DOCUMENT EXTRACT:

++++++++++++++++++++

The accidental standard (1)

Robert X. Cringely has posted online his history of the personal computer, Accidental Empires, later made into the equally good PBS documentary, Triumph of the Nerds. It's over twenty years old by now, but remains a definitive account of the early years of the digital revolution.

Some people wax nostagic about high school or college (I don't understand those people) or classic sports contests from their youths. Well, I do remember when Danny Ainge got BYU into the Elite Eight with that fantastic last-minute drive to the basket, only because I was a BYU student at the time.

But the world of the PC back during the 1980s? That's where the real action was. Reading about those old battles—the great 8088/8086–80286–80386 transition—I find myself harboring feelings of actual nostalgia, the way I suppose gearheads do reminiscing about cars that had carburetors.

++++++++++++++++++++

INFORMATION SUPPLIED:
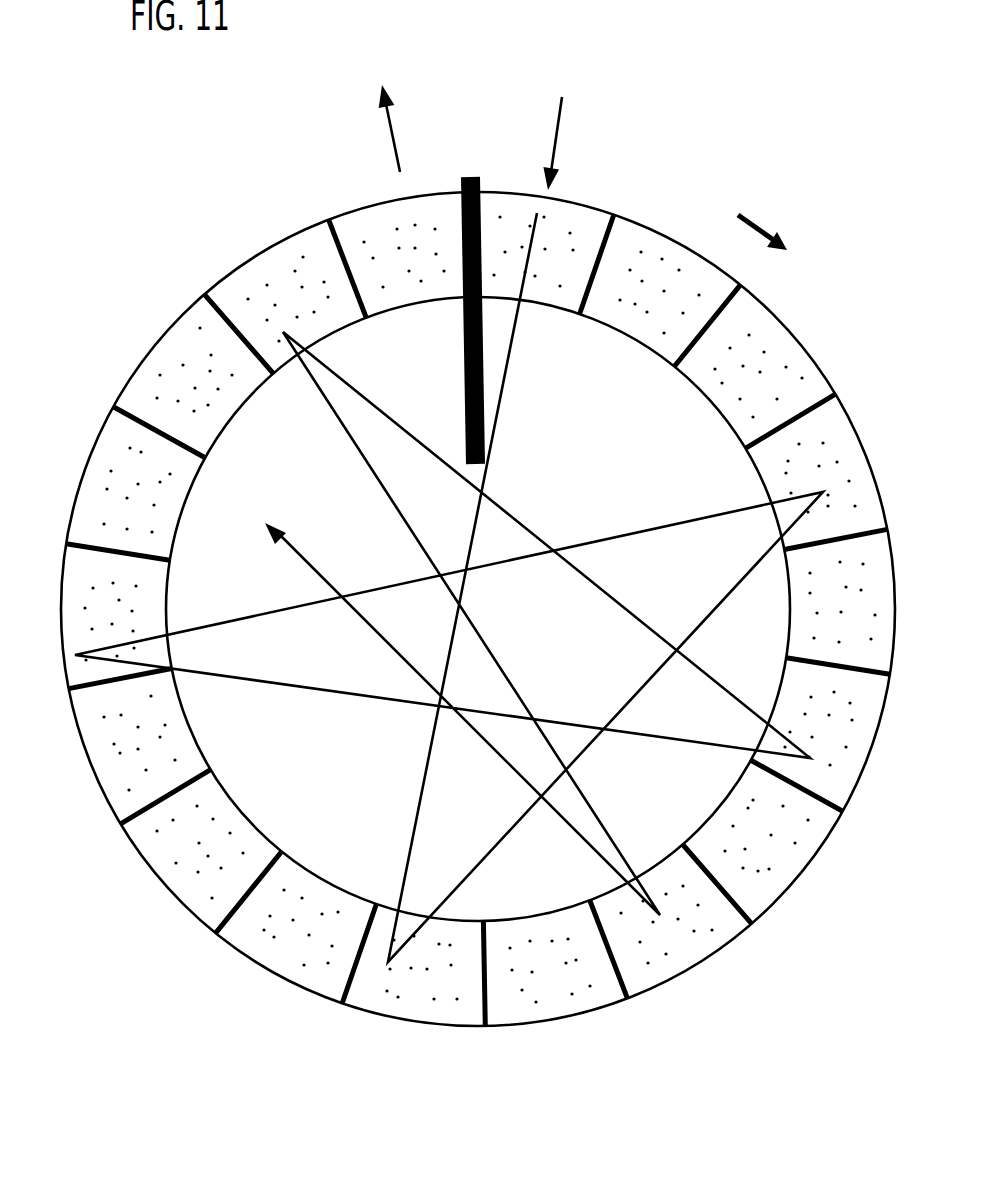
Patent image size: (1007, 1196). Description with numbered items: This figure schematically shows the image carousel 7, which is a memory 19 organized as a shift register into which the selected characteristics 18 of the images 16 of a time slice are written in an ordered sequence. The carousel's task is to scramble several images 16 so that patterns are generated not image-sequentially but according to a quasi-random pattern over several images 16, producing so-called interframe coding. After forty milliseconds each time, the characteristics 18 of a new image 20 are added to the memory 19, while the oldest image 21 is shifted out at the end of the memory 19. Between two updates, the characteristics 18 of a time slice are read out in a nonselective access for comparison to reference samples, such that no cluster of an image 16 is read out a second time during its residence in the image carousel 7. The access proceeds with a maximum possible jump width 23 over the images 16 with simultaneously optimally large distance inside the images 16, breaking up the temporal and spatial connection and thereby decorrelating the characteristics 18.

The image carousel 7 is at (186, 238).
The images 16 is at (587, 232).
The characteristics 18 is at (177, 345).
The memory 19 is at (234, 985).
The new image 20 is at (561, 133).
The oldest image 21 is at (391, 123).
The jump width 23 is at (352, 443).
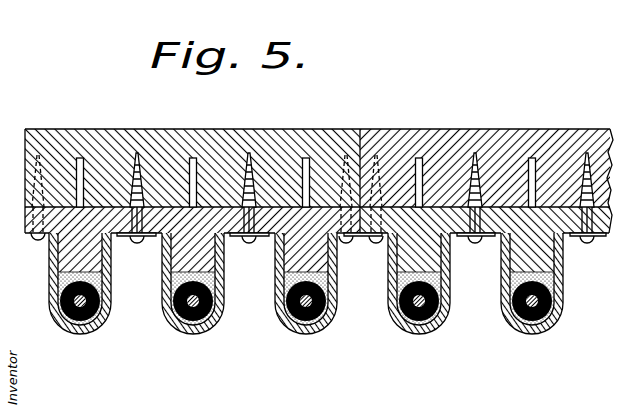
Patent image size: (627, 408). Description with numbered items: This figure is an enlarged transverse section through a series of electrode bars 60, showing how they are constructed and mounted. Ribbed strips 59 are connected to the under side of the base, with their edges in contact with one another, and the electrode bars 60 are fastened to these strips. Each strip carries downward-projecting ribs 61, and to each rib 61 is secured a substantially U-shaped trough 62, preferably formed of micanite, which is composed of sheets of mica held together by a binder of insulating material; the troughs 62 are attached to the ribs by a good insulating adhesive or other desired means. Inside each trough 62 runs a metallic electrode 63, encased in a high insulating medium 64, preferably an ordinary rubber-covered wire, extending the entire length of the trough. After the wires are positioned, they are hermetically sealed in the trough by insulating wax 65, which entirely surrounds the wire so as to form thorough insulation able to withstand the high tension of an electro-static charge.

The ribbed strips 59 is at (95, 213).
The electrode bars 60 is at (318, 271).
The ribs 61 is at (188, 252).
The U-shaped trough 62 is at (198, 328).
The metallic electrode 63 is at (72, 329).
The high insulating medium 64 is at (100, 323).
The insulating wax 65 is at (173, 289).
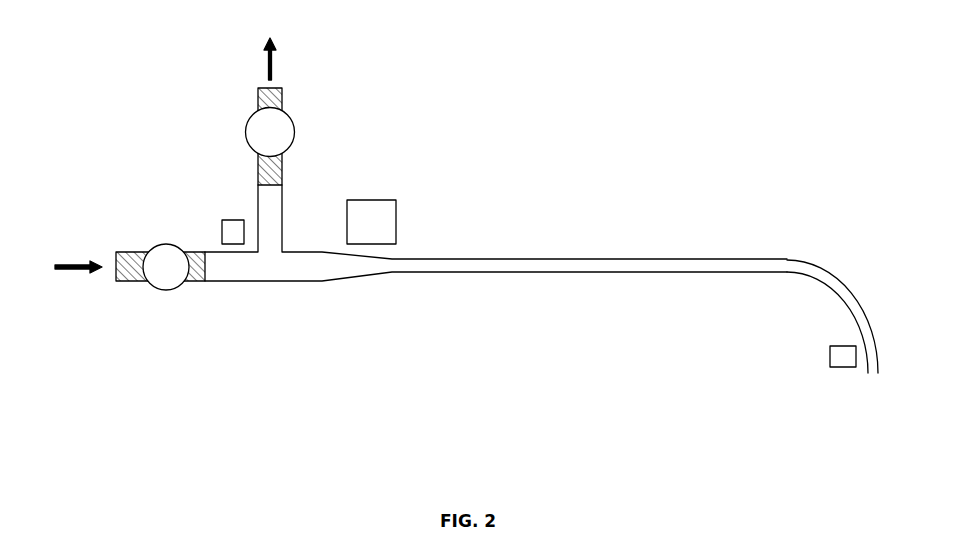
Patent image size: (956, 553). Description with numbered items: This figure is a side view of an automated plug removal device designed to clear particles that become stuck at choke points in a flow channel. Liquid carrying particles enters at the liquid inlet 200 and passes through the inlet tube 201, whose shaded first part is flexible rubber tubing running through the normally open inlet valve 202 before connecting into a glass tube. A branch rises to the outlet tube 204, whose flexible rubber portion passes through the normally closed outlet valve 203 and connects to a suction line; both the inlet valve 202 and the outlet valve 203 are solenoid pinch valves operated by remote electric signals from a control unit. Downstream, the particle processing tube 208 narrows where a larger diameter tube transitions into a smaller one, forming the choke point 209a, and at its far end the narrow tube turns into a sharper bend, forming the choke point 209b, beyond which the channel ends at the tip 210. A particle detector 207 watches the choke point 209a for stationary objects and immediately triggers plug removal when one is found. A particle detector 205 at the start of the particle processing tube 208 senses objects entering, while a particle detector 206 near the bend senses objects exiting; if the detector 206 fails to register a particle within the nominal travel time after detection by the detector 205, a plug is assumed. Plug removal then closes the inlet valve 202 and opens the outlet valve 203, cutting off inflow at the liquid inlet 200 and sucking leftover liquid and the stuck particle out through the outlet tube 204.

The liquid inlet 200 is at (68, 252).
The inlet tube 201 is at (127, 247).
The inlet valve 202 is at (170, 243).
The outlet valve 203 is at (247, 118).
The outlet tube 204 is at (260, 58).
The particle detector 205 is at (230, 218).
The particle detector 206 is at (828, 362).
The particle detector 207 is at (383, 198).
The particle processing tube 208 is at (477, 258).
The choke point at tube diameter transition 209a is at (378, 285).
The choke point at sharp bend 209b is at (822, 272).
The channel tip outlet 210 is at (873, 375).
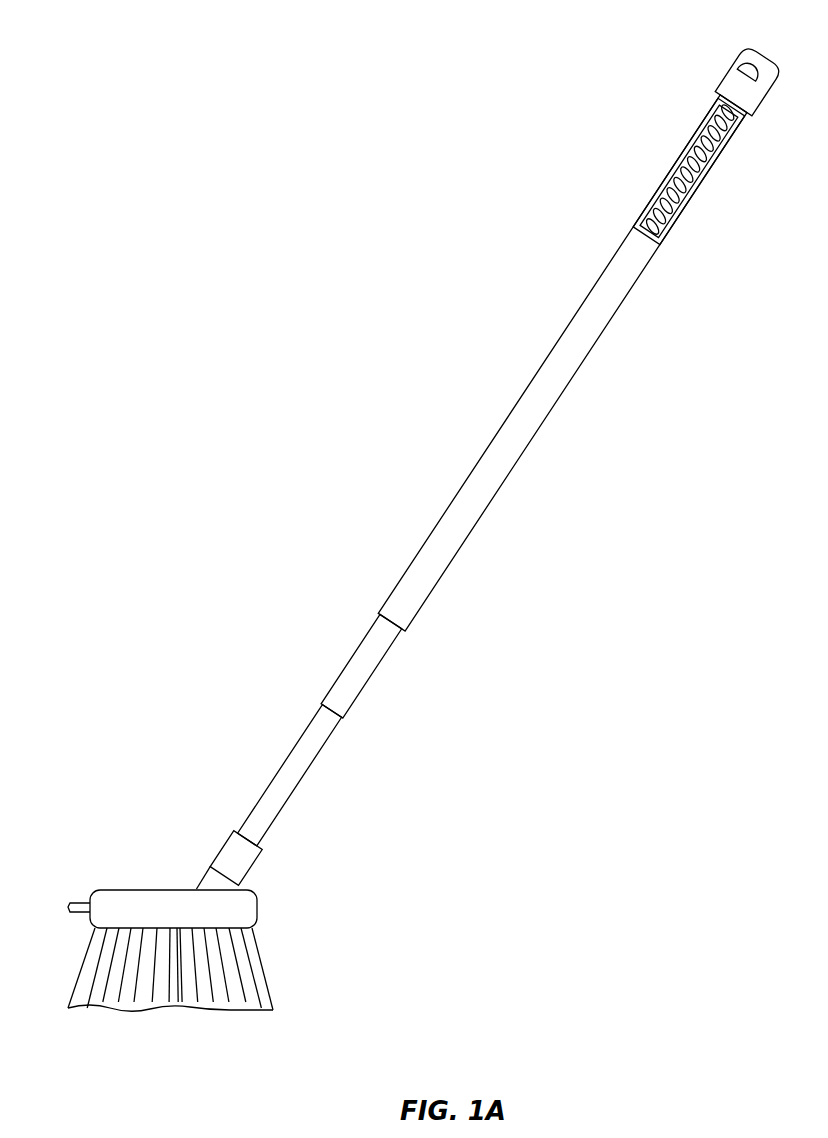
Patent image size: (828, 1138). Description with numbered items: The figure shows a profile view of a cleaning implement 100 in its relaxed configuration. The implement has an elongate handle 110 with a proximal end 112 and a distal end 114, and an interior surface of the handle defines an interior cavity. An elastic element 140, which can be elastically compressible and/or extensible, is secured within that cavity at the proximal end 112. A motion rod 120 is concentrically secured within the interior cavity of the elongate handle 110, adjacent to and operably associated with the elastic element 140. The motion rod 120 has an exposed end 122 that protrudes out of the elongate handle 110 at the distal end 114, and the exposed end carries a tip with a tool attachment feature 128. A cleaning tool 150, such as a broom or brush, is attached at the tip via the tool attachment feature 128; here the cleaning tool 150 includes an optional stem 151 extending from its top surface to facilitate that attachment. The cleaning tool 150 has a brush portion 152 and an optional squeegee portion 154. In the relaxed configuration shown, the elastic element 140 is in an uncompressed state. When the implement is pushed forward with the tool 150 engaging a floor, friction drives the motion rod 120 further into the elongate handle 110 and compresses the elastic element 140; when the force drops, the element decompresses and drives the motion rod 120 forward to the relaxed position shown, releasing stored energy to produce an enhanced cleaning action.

The cleaning implement 100 is at (322, 303).
The elongate handle 110 is at (513, 420).
The proximal end 112 is at (727, 35).
The distal end 114 is at (366, 607).
The motion rod 120 is at (360, 666).
The exposed end 122 is at (378, 715).
The tool attachment feature 128 is at (232, 860).
The elastic element 140 is at (680, 163).
The cleaning tool 150 is at (117, 900).
The stem 151 is at (208, 885).
The brush portion 152 is at (250, 955).
The squeegee portion 154 is at (83, 903).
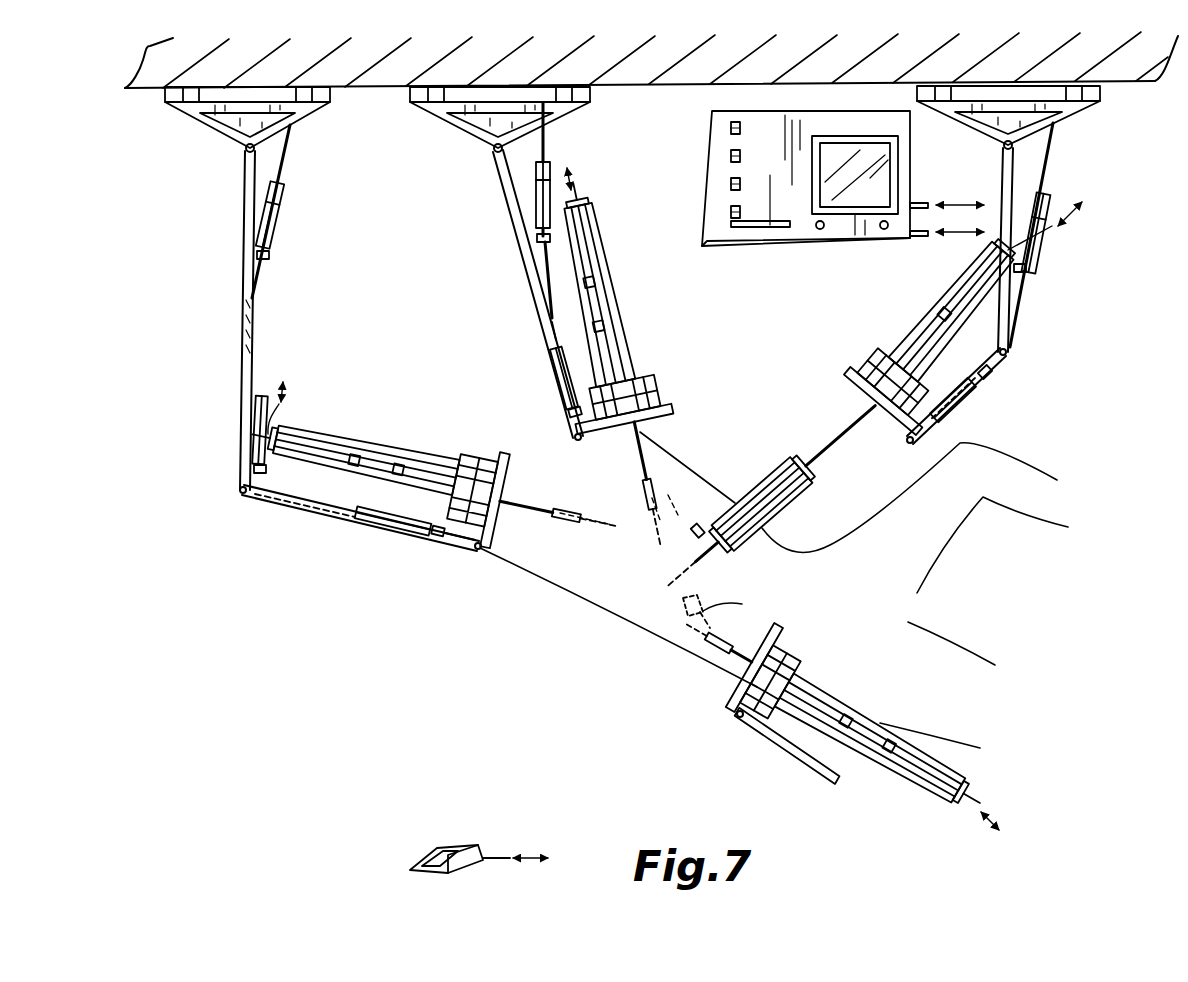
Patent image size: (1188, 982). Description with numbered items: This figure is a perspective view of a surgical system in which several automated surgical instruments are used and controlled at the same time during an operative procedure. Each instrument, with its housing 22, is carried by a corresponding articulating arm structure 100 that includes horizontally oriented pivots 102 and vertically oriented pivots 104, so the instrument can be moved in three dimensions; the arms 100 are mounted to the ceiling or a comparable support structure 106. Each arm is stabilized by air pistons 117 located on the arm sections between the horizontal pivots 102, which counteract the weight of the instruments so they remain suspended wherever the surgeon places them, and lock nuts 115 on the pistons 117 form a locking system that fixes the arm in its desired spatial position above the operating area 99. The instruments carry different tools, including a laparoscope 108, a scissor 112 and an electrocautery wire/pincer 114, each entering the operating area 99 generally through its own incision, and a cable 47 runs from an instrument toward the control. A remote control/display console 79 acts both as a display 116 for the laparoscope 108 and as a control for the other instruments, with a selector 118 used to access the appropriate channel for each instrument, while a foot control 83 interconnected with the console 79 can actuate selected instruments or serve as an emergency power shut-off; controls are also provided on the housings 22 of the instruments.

The housing 22 is at (343, 447).
The instrument cable 47 is at (582, 392).
The control box/display console 79 is at (803, 250).
The foot control 83 is at (483, 843).
The operating area 99 is at (633, 574).
The articulating arm structure 100 is at (272, 255).
The horizontal pivot 102 is at (252, 320).
The vertical pivot 104 is at (334, 95).
The support structure 106 is at (434, 48).
The laparoscope 108 is at (717, 552).
The scissor 112 is at (596, 530).
The electrocautery wire/pincer 114 is at (660, 488).
The lock nut 115 is at (250, 252).
The display 116 is at (842, 150).
The air piston 117 is at (277, 200).
The selector 118 is at (730, 226).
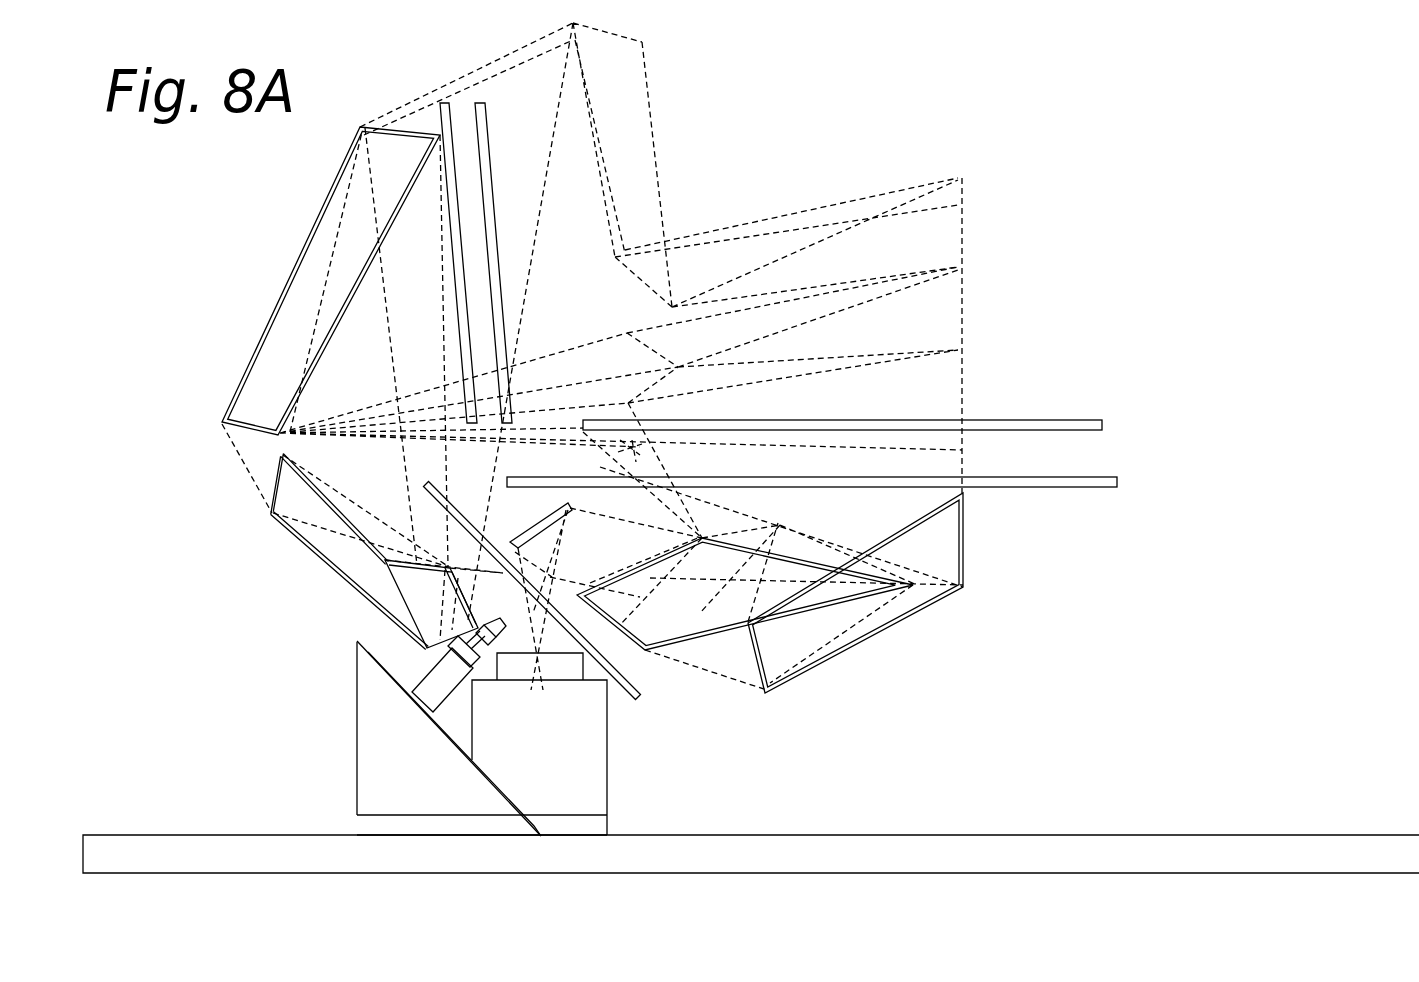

++++++++++++++++++++

TASK 1: In the PC history excerpt, what PBS documentary was Accidental Empires later made into?
TASK 2: Reproduce the part of the PC history excerpt between "The accidental standard" and "at the time.", inclusive.

FULL RESPONSE 1: Triumph of the Nerds

FULL RESPONSE 2:
The accidental standard (1)

Robert X. Cringely has posted online his history of the personal computer, Accidental Empires, later made into the equally good PBS documentary, Triumph of the Nerds. It's over twenty years old by now, but remains a definitive account of the early years of the digital revolution.

Some people wax nostagic about high school or college (I don't understand those people) or classic sports contests from their youths. Well, I do remember when Danny Ainge got BYU into the Elite Eight with that fantastic last-minute drive to the basket, only because I was a BYU student at the time.